- **YOUR INSTRUCTIONS**
Going through the entries below, copy out each line that contains "marker".

- **LISTED RECORDS**
Segment Open

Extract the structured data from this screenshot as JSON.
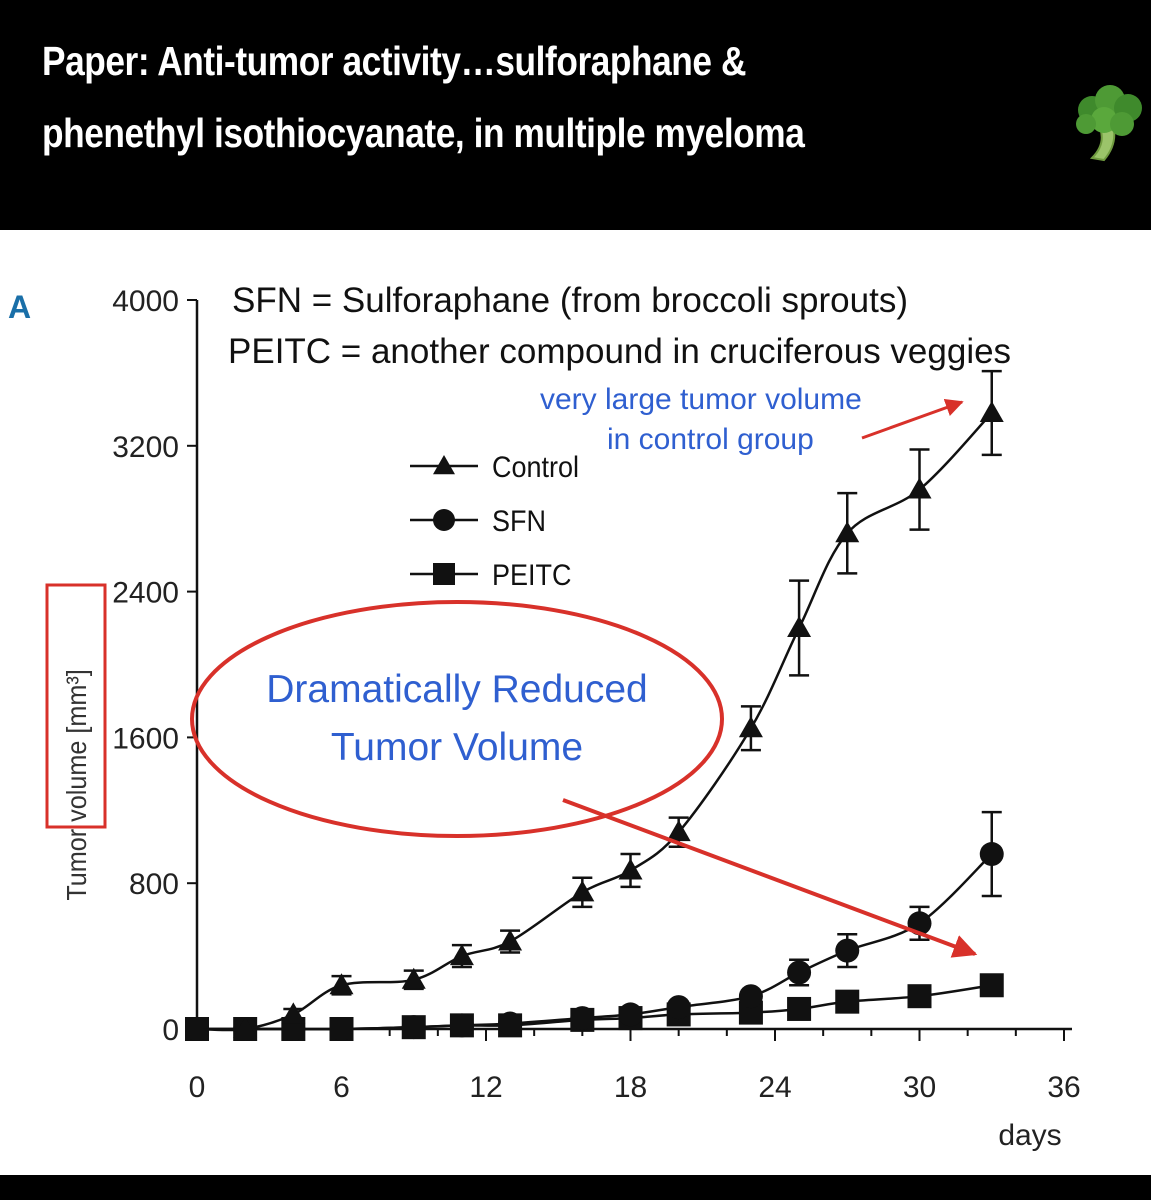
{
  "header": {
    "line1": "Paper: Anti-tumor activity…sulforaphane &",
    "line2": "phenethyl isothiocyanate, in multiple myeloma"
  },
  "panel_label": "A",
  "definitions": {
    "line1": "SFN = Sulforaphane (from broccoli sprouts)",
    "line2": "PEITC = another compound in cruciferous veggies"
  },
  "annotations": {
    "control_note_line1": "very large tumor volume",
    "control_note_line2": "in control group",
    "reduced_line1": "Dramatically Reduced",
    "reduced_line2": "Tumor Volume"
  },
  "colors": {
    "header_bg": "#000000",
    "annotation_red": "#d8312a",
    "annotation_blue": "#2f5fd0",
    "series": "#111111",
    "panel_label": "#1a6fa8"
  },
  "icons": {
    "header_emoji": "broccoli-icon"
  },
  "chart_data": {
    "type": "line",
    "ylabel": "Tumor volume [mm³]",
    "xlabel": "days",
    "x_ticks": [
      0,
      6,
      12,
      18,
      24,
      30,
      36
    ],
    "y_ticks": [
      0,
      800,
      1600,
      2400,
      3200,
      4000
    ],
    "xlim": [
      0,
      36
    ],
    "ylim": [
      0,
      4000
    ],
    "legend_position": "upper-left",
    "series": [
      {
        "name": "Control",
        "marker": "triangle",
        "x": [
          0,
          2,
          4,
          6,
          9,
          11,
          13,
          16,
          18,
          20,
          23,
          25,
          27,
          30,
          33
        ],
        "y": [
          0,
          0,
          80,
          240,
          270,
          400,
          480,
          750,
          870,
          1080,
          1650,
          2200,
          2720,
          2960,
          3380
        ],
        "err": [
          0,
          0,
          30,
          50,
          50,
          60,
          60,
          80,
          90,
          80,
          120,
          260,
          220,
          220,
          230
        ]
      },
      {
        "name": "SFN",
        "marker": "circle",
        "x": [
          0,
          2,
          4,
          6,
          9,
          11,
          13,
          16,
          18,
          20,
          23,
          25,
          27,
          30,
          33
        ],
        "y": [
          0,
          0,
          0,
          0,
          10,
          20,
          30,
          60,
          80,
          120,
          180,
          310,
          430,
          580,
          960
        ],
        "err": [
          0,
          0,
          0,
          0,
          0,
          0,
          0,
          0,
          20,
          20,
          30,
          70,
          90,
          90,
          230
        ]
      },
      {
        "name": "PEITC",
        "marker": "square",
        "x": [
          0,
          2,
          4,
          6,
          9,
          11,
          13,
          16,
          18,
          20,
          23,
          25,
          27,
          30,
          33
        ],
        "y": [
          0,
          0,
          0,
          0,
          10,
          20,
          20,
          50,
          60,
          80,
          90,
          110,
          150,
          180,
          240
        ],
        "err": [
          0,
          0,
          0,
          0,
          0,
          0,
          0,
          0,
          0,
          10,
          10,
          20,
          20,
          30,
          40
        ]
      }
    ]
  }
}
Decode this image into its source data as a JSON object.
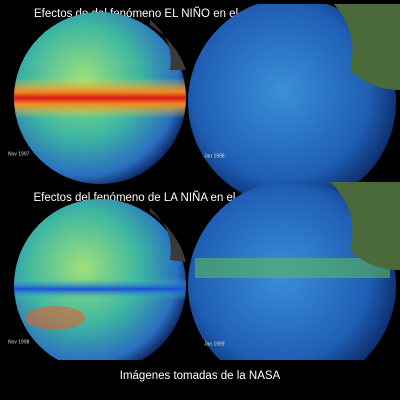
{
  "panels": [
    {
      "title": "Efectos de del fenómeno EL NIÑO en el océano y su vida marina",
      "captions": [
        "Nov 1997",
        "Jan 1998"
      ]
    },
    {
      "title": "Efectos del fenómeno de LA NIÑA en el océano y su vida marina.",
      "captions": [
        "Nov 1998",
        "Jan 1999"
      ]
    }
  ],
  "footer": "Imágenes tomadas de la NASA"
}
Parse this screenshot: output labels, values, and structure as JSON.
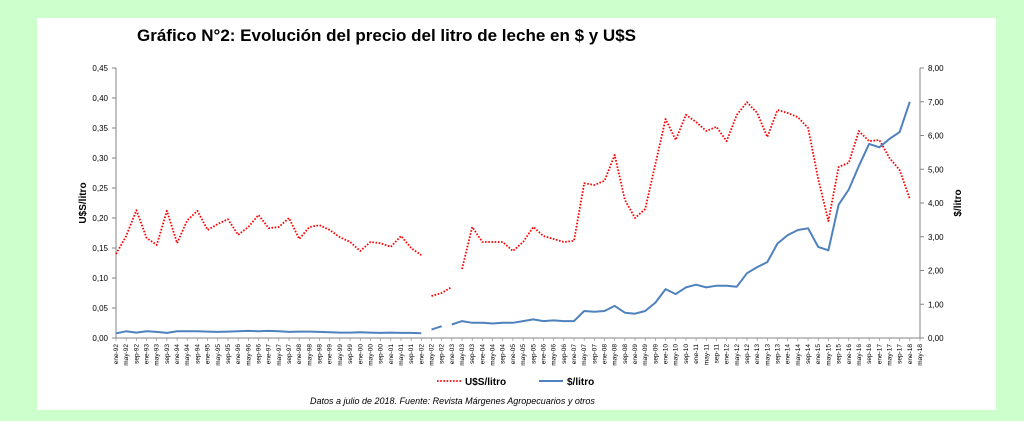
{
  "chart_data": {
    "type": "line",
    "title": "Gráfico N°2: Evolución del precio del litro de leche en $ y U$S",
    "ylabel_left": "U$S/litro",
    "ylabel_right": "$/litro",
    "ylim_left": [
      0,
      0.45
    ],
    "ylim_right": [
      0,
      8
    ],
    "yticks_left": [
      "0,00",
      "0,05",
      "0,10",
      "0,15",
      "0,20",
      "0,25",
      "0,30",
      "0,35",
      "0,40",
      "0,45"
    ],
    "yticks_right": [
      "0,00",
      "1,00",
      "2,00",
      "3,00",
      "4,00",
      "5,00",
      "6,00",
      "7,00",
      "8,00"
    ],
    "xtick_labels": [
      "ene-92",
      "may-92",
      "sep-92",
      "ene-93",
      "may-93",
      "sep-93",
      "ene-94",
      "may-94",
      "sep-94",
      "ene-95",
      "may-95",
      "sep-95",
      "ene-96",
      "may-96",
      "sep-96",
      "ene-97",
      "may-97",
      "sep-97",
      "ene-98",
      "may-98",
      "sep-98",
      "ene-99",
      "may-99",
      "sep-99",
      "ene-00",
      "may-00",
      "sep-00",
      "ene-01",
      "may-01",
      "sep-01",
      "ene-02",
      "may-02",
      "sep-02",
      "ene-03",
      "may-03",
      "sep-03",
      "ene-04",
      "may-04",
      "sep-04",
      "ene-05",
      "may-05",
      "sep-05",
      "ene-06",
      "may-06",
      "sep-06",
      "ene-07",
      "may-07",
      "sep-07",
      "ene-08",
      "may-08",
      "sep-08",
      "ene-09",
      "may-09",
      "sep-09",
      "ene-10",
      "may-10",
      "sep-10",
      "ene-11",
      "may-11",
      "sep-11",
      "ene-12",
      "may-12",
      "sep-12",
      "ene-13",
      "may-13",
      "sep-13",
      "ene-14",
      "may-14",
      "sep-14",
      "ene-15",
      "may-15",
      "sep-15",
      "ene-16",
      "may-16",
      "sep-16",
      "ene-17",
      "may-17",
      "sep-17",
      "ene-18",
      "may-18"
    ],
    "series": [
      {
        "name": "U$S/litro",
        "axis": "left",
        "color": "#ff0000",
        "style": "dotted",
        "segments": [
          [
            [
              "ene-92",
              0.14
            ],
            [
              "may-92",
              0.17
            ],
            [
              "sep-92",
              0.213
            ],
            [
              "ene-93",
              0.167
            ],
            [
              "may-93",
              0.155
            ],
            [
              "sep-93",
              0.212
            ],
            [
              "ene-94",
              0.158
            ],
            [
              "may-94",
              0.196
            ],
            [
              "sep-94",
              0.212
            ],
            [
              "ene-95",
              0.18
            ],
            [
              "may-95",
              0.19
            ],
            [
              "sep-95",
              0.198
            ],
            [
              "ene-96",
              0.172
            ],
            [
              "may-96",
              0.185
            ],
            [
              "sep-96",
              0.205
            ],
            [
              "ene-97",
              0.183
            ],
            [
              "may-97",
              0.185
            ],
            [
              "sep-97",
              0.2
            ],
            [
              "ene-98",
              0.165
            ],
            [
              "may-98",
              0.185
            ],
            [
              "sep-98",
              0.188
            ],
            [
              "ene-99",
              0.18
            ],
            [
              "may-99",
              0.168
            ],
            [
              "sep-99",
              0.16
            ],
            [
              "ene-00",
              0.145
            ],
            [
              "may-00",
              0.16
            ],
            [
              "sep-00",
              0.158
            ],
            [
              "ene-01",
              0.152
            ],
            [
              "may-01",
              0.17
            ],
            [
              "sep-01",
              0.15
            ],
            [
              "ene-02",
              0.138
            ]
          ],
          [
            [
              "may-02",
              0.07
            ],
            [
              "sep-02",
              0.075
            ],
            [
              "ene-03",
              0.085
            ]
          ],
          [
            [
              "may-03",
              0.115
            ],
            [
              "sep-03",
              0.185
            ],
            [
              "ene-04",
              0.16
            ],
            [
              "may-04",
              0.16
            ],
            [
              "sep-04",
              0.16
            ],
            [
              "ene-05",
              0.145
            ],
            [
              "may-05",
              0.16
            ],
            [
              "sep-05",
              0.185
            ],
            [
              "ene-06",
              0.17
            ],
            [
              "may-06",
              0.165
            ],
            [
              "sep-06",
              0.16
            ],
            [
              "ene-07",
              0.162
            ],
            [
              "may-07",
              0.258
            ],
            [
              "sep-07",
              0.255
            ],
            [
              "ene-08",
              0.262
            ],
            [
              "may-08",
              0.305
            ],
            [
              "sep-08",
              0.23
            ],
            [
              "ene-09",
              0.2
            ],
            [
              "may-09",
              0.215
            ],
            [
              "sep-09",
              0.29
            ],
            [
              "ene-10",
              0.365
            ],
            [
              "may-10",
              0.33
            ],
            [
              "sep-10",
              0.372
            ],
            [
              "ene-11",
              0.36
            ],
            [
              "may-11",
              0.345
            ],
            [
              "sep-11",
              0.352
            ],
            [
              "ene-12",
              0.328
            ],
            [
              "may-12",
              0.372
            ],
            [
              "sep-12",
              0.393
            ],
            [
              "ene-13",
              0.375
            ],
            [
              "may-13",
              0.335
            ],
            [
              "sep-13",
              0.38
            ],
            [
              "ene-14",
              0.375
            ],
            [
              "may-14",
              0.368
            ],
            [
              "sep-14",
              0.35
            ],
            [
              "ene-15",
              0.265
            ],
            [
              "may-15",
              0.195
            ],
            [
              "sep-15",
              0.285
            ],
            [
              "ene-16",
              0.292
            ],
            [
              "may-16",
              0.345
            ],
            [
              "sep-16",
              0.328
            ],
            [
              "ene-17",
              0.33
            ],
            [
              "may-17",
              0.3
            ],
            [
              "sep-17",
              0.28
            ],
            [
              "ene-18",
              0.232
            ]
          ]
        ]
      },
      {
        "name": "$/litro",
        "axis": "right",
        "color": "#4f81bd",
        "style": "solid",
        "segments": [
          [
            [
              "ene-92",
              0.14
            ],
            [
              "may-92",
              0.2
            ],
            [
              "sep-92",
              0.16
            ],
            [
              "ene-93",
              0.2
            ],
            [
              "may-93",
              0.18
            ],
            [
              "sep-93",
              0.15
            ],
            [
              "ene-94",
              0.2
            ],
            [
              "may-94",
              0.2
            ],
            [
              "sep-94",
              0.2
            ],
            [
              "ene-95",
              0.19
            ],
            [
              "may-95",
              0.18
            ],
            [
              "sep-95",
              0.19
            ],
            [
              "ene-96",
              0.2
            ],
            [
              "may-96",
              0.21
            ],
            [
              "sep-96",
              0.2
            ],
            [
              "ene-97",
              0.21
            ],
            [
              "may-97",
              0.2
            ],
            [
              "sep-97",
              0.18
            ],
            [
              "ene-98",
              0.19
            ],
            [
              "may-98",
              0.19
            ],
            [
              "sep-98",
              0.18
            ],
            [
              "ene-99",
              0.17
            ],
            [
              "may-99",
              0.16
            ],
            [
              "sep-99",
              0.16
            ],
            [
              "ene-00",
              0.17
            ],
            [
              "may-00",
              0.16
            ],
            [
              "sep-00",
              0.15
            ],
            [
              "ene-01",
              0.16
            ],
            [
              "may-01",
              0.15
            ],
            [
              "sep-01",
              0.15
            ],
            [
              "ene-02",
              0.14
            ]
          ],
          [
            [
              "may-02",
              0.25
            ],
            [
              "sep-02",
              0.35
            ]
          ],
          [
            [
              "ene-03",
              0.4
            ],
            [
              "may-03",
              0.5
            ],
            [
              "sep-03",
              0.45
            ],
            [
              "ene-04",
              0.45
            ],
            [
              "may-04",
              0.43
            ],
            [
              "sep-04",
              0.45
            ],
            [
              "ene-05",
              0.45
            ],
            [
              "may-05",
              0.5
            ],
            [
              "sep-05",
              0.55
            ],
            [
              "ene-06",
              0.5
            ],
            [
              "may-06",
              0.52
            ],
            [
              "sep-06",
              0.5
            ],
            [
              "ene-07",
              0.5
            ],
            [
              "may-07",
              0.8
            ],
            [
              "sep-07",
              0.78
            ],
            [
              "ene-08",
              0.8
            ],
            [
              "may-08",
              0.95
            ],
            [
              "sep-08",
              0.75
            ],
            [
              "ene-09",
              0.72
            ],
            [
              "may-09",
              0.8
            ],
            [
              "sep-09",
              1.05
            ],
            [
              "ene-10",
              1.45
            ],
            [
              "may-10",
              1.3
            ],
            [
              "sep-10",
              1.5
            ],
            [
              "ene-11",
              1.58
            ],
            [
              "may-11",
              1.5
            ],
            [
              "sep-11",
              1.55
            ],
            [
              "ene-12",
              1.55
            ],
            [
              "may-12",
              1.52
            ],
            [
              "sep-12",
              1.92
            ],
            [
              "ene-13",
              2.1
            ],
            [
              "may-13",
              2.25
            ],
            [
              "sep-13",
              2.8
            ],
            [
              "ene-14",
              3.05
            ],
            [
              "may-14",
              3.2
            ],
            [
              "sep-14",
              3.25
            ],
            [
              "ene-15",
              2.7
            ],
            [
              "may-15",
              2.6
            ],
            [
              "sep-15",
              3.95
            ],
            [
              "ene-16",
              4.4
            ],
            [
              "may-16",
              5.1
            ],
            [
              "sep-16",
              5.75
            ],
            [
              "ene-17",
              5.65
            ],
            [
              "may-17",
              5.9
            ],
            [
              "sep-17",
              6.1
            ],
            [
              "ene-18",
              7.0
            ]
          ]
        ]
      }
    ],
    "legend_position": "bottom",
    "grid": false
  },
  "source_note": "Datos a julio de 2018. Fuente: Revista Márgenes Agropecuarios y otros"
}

Segment Closed

- **RESPONSE**
        "marker": "triangle",
        "marker": "circle",
        "marker": "square",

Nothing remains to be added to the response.